Gather up the lines that contain "bookmarks".

Listing:
• • • • • • •

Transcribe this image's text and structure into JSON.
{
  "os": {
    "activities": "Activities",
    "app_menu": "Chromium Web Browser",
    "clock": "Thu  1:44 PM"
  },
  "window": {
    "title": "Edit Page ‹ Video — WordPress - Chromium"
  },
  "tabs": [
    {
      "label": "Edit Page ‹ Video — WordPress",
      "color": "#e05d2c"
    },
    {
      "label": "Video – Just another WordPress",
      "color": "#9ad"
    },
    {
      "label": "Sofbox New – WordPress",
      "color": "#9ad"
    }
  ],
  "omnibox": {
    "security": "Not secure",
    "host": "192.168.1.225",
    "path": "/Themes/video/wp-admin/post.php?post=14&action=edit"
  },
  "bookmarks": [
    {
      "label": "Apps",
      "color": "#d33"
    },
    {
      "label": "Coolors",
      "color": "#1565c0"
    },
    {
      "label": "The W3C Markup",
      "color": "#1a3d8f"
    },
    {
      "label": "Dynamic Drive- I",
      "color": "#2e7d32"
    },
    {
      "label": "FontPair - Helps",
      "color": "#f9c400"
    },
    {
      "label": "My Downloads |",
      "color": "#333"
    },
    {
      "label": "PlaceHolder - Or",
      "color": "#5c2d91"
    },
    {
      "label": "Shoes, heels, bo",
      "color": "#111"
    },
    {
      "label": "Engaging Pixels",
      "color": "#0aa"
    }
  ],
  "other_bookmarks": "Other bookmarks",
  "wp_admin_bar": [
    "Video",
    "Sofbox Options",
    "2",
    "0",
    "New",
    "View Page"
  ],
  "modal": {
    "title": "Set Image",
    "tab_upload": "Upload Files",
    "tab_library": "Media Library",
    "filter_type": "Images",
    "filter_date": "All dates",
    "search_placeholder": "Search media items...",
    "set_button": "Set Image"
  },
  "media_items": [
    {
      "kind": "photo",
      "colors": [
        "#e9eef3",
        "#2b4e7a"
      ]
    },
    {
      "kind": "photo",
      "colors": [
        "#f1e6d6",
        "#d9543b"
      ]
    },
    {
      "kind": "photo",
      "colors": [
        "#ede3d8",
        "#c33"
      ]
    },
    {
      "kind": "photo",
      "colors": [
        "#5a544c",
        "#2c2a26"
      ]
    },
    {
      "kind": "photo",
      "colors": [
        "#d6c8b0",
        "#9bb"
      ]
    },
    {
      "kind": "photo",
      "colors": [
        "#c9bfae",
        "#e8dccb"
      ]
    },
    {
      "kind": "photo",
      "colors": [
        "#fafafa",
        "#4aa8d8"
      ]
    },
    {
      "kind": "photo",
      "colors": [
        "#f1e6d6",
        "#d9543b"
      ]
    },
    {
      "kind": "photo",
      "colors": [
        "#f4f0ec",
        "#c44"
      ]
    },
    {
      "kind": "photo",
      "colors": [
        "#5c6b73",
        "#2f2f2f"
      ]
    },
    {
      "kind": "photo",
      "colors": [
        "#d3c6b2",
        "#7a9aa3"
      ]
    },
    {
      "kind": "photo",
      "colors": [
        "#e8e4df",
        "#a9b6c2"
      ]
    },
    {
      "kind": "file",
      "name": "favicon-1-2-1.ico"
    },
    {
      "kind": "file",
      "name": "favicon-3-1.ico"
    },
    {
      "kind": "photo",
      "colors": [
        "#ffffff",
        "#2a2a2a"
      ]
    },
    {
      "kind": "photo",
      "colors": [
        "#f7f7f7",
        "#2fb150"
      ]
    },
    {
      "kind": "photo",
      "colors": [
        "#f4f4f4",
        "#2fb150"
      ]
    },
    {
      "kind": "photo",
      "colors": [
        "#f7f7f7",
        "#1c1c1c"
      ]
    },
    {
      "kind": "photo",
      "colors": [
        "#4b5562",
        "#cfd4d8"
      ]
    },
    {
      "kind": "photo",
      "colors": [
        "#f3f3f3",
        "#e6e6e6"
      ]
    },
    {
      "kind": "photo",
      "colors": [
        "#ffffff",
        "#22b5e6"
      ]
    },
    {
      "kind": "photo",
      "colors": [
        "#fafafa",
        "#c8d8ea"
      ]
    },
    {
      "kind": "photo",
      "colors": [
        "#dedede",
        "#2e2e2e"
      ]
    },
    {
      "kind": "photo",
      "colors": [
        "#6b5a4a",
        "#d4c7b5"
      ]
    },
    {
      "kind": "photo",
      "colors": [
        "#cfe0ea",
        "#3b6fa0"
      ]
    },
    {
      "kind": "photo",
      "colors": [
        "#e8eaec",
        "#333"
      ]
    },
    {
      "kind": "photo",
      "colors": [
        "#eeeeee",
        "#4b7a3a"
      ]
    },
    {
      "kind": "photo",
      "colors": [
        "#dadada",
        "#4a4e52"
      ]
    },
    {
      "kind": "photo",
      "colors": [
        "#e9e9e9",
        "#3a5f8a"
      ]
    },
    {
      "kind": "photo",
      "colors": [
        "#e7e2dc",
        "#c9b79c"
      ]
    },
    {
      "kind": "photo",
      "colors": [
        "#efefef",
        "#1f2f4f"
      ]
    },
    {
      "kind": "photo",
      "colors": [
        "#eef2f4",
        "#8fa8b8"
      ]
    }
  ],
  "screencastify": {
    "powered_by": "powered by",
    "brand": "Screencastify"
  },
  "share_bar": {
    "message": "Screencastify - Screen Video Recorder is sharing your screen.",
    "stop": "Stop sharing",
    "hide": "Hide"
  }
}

• • • • • • •

Solution to the problem:
  "bookmarks": [
  "other_bookmarks": "Other bookmarks",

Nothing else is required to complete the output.